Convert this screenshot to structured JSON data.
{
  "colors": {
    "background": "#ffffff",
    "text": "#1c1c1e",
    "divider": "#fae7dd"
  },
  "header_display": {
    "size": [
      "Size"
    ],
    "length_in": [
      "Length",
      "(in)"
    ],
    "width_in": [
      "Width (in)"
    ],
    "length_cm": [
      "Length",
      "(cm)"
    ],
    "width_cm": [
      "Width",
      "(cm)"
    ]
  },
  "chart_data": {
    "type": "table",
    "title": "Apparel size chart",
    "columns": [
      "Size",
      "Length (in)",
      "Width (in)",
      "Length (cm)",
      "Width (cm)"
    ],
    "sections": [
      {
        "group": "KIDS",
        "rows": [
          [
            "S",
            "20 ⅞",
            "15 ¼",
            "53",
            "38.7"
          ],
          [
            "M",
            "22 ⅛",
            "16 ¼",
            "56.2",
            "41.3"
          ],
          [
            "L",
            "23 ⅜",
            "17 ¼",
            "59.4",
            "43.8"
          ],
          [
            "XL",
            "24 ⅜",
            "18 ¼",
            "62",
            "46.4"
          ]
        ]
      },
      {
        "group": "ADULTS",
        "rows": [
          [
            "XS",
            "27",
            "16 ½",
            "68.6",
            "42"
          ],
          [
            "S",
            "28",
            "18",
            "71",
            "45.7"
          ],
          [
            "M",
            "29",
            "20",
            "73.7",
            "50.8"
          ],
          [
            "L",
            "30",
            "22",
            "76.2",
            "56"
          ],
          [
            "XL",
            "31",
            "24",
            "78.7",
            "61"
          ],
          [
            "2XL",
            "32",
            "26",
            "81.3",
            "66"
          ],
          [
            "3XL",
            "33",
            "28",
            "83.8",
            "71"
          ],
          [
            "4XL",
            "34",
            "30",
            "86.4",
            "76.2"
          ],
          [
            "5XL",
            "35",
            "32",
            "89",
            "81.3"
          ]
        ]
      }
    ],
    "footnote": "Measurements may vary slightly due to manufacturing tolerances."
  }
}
————————
## What the task asks
Copy all the entries verbatim.

## Reply to the task
Convert this screenshot to structured JSON data.
{
  "colors": {
    "background": "#ffffff",
    "text": "#1c1c1e",
    "divider": "#fae7dd"
  },
  "header_display": {
    "size": [
      "Size"
    ],
    "length_in": [
      "Length",
      "(in)"
    ],
    "width_in": [
      "Width (in)"
    ],
    "length_cm": [
      "Length",
      "(cm)"
    ],
    "width_cm": [
      "Width",
      "(cm)"
    ]
  },
  "chart_data": {
    "type": "table",
    "title": "Apparel size chart",
    "columns": [
      "Size",
      "Length (in)",
      "Width (in)",
      "Length (cm)",
      "Width (cm)"
    ],
    "sections": [
      {
        "group": "KIDS",
        "rows": [
          [
            "S",
            "20 ⅞",
            "15 ¼",
            "53",
            "38.7"
          ],
          [
            "M",
            "22 ⅛",
            "16 ¼",
            "56.2",
            "41.3"
          ],
          [
            "L",
            "23 ⅜",
            "17 ¼",
            "59.4",
            "43.8"
          ],
          [
            "XL",
            "24 ⅜",
            "18 ¼",
            "62",
            "46.4"
          ]
        ]
      },
      {
        "group": "ADULTS",
        "rows": [
          [
            "XS",
            "27",
            "16 ½",
            "68.6",
            "42"
          ],
          [
            "S",
            "28",
            "18",
            "71",
            "45.7"
          ],
          [
            "M",
            "29",
            "20",
            "73.7",
            "50.8"
          ],
          [
            "L",
            "30",
            "22",
            "76.2",
            "56"
          ],
          [
            "XL",
            "31",
            "24",
            "78.7",
            "61"
          ],
          [
            "2XL",
            "32",
            "26",
            "81.3",
            "66"
          ],
          [
            "3XL",
            "33",
            "28",
            "83.8",
            "71"
          ],
          [
            "4XL",
            "34",
            "30",
            "86.4",
            "76.2"
          ],
          [
            "5XL",
            "35",
            "32",
            "89",
            "81.3"
          ]
        ]
      }
    ],
    "footnote": "Measurements may vary slightly due to manufacturing tolerances."
  }
}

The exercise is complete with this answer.